§ **EXERCISE DIRECTIONS**: Among the lines of this listing, determine how many contain the string "JSON". Answer with the number only.

§ **DATASET CONTENT**:

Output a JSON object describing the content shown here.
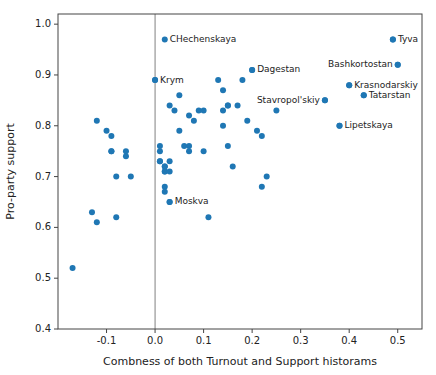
{
  "chart_data": {
    "type": "scatter",
    "x_label": "Combness of both Turnout and Support historams",
    "y_label": "Pro-party support",
    "xlim": [
      -0.2,
      0.55
    ],
    "ylim": [
      0.4,
      1.02
    ],
    "xticks": [
      -0.1,
      {
        "value": 0.0,
        "label": "0.0"
      },
      0.1,
      0.2,
      0.3,
      0.4,
      0.5
    ],
    "yticks": [
      0.4,
      0.5,
      0.6,
      0.7,
      0.8,
      0.9,
      {
        "value": 1.0,
        "label": "1.0"
      }
    ],
    "grid": false,
    "color": "#1f77b4",
    "x": [
      -0.17,
      -0.13,
      -0.12,
      -0.12,
      -0.1,
      -0.09,
      -0.09,
      -0.09,
      -0.08,
      -0.08,
      -0.06,
      -0.06,
      -0.05,
      0.0,
      0.01,
      0.01,
      0.01,
      0.01,
      0.02,
      0.02,
      0.02,
      0.02,
      0.02,
      0.02,
      0.03,
      0.03,
      0.03,
      0.03,
      0.04,
      0.05,
      0.05,
      0.06,
      0.07,
      0.07,
      0.07,
      0.08,
      0.09,
      0.1,
      0.1,
      0.11,
      0.13,
      0.14,
      0.14,
      0.14,
      0.15,
      0.15,
      0.15,
      0.16,
      0.17,
      0.18,
      0.19,
      0.2,
      0.21,
      0.22,
      0.22,
      0.23,
      0.25,
      0.35,
      0.38,
      0.4,
      0.43,
      0.49,
      0.5
    ],
    "values": [
      0.52,
      0.63,
      0.61,
      0.81,
      0.79,
      0.78,
      0.75,
      0.75,
      0.7,
      0.62,
      0.75,
      0.74,
      0.7,
      0.89,
      0.76,
      0.75,
      0.73,
      0.73,
      0.72,
      0.72,
      0.71,
      0.71,
      0.68,
      0.67,
      0.84,
      0.73,
      0.71,
      0.65,
      0.83,
      0.86,
      0.79,
      0.76,
      0.82,
      0.76,
      0.75,
      0.81,
      0.83,
      0.83,
      0.75,
      0.62,
      0.89,
      0.87,
      0.83,
      0.8,
      0.84,
      0.84,
      0.76,
      0.72,
      0.84,
      0.89,
      0.81,
      0.91,
      0.79,
      0.78,
      0.68,
      0.7,
      0.83,
      0.85,
      0.8,
      0.88,
      0.86,
      0.97,
      0.92
    ],
    "annotations": [
      {
        "x": 0.02,
        "y": 0.97,
        "text": "CHechenskaya"
      },
      {
        "x": 0.49,
        "y": 0.97,
        "text": "Tyva"
      },
      {
        "x": 0.5,
        "y": 0.92,
        "text": "Bashkortostan"
      },
      {
        "x": 0.0,
        "y": 0.89,
        "text": "Krym"
      },
      {
        "x": 0.4,
        "y": 0.88,
        "text": "Krasnodarskiy"
      },
      {
        "x": 0.2,
        "y": 0.91,
        "text": "Dagestan"
      },
      {
        "x": 0.43,
        "y": 0.86,
        "text": "Tatarstan"
      },
      {
        "x": 0.35,
        "y": 0.85,
        "text": "Stavropol'skiy"
      },
      {
        "x": 0.38,
        "y": 0.8,
        "text": "Lipetskaya"
      },
      {
        "x": 0.03,
        "y": 0.65,
        "text": "Moskva"
      }
    ],
    "reference_lines": [
      {
        "x": 0.0,
        "color": "gray"
      }
    ]
  }
}
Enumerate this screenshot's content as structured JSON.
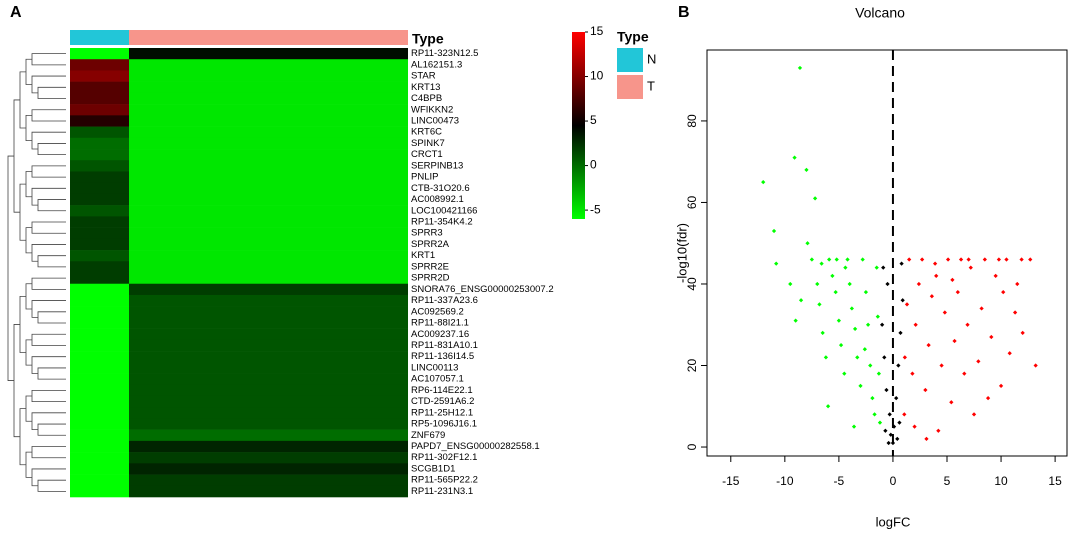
{
  "chart_data": [
    {
      "type": "heatmap",
      "panel": "A",
      "type_label": "Type",
      "legend_title": "Type",
      "groups": [
        {
          "name": "N",
          "color": "#22c6d8"
        },
        {
          "name": "T",
          "color": "#f7958b"
        }
      ],
      "rows": [
        "RP11-323N12.5",
        "AL162151.3",
        "STAR",
        "KRT13",
        "C4BPB",
        "WFIKKN2",
        "LINC00473",
        "KRT6C",
        "SPINK7",
        "CRCT1",
        "SERPINB13",
        "PNLIP",
        "CTB-31O20.6",
        "AC008992.1",
        "LOC100421166",
        "RP11-354K4.2",
        "SPRR3",
        "SPRR2A",
        "KRT1",
        "SPRR2E",
        "SPRR2D",
        "SNORA76_ENSG00000253007.2",
        "RP11-337A23.6",
        "AC092569.2",
        "RP11-88I21.1",
        "AC009237.16",
        "RP11-831A10.1",
        "RP11-136I14.5",
        "LINC00113",
        "AC107057.1",
        "RP6-114E22.1",
        "CTD-2591A6.2",
        "RP11-25H12.1",
        "RP5-1096J16.1",
        "ZNF679",
        "PAPD7_ENSG00000282558.1",
        "RP11-302F12.1",
        "SCGB1D1",
        "RP11-565P22.2",
        "RP11-231N3.1"
      ],
      "values": [
        [
          -6,
          4
        ],
        [
          9,
          -5
        ],
        [
          10,
          -5
        ],
        [
          8,
          -5
        ],
        [
          8,
          -5
        ],
        [
          9,
          -5
        ],
        [
          6,
          -5
        ],
        [
          1,
          -5
        ],
        [
          0,
          -5
        ],
        [
          0,
          -5
        ],
        [
          1,
          -5
        ],
        [
          2,
          -5
        ],
        [
          2,
          -5
        ],
        [
          2,
          -5
        ],
        [
          1,
          -5
        ],
        [
          2,
          -5
        ],
        [
          2,
          -5
        ],
        [
          2,
          -5
        ],
        [
          1,
          -5
        ],
        [
          2,
          -5
        ],
        [
          2,
          -5
        ],
        [
          -6,
          2
        ],
        [
          -6,
          1
        ],
        [
          -6,
          1
        ],
        [
          -6,
          1
        ],
        [
          -6,
          1
        ],
        [
          -6,
          1
        ],
        [
          -6,
          1
        ],
        [
          -6,
          1
        ],
        [
          -6,
          1
        ],
        [
          -6,
          1
        ],
        [
          -6,
          1
        ],
        [
          -6,
          1
        ],
        [
          -6,
          1
        ],
        [
          -6,
          0
        ],
        [
          -6,
          3
        ],
        [
          -6,
          2
        ],
        [
          -6,
          3
        ],
        [
          -6,
          2
        ],
        [
          -6,
          2
        ]
      ],
      "clim": [
        -6,
        15
      ],
      "cticks": [
        -5,
        0,
        5,
        10,
        15
      ],
      "colors": [
        "#00ff00",
        "#000000",
        "#ff0000"
      ]
    },
    {
      "type": "scatter",
      "panel": "B",
      "title": "Volcano",
      "xlabel": "logFC",
      "ylabel": "-log10(fdr)",
      "xlim": [
        -17.2,
        16.1
      ],
      "ylim": [
        -2.2,
        97.4
      ],
      "xticks": [
        -15,
        -10,
        -5,
        0,
        5,
        10,
        15
      ],
      "yticks": [
        0,
        20,
        40,
        60,
        80
      ],
      "vline": 0,
      "series": [
        {
          "color": "#00ff00",
          "x": [
            -8.6,
            -9.1,
            -8,
            -7.2,
            -12,
            -11,
            -10.8,
            -9.5,
            -9,
            -8.5,
            -7.9,
            -7.5,
            -7,
            -6.8,
            -6.5,
            -6.2,
            -5.9,
            -5.6,
            -5.3,
            -5,
            -4.8,
            -4.5,
            -4.2,
            -4,
            -3.8,
            -3.5,
            -3.3,
            -3,
            -2.8,
            -2.5,
            -2.3,
            -2.1,
            -1.9,
            -1.7,
            -1.5,
            -1.4,
            -1.3,
            -1.2,
            -6,
            -3.6,
            -4.4,
            -5.2,
            -6.6,
            -2.6
          ],
          "y": [
            93,
            71,
            68,
            61,
            65,
            53,
            45,
            40,
            31,
            36,
            50,
            46,
            40,
            35,
            28,
            22,
            46,
            42,
            38,
            31,
            25,
            18,
            46,
            40,
            34,
            29,
            22,
            15,
            46,
            38,
            30,
            20,
            12,
            8,
            44,
            32,
            18,
            6,
            10,
            5,
            44,
            46,
            45,
            24
          ]
        },
        {
          "color": "#ff0000",
          "x": [
            13.2,
            12.7,
            11.9,
            12,
            11.3,
            10.8,
            10.2,
            10,
            9.5,
            9.1,
            8.8,
            8.5,
            8.2,
            7.9,
            7.5,
            7.2,
            6.9,
            6.6,
            6.3,
            6,
            5.7,
            5.4,
            5.1,
            4.8,
            4.5,
            4.2,
            3.9,
            3.6,
            3.3,
            3,
            2.7,
            2.4,
            2.1,
            1.8,
            1.5,
            1.3,
            1.1,
            1.05,
            2,
            3.1,
            4,
            5.5,
            7,
            9.8,
            10.5,
            11.5
          ],
          "y": [
            20,
            46,
            46,
            28,
            33,
            23,
            38,
            15,
            42,
            27,
            12,
            46,
            34,
            21,
            8,
            44,
            30,
            18,
            46,
            38,
            26,
            11,
            46,
            33,
            20,
            4,
            45,
            37,
            25,
            14,
            46,
            40,
            30,
            18,
            46,
            35,
            22,
            8,
            5,
            2,
            42,
            41,
            46,
            46,
            46,
            40
          ]
        },
        {
          "color": "#000000",
          "x": [
            -1,
            -0.8,
            -0.6,
            -0.5,
            -0.3,
            -0.2,
            0,
            0.1,
            0.3,
            0.5,
            0.7,
            0.9,
            0.8,
            -0.9,
            0.4,
            -0.4,
            0.6,
            -0.7
          ],
          "y": [
            30,
            22,
            14,
            40,
            8,
            3,
            1,
            5,
            12,
            20,
            28,
            36,
            45,
            44,
            2,
            1,
            6,
            4
          ]
        }
      ]
    }
  ]
}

§ **OUTPUT FOR THIS EXERCISE**: 2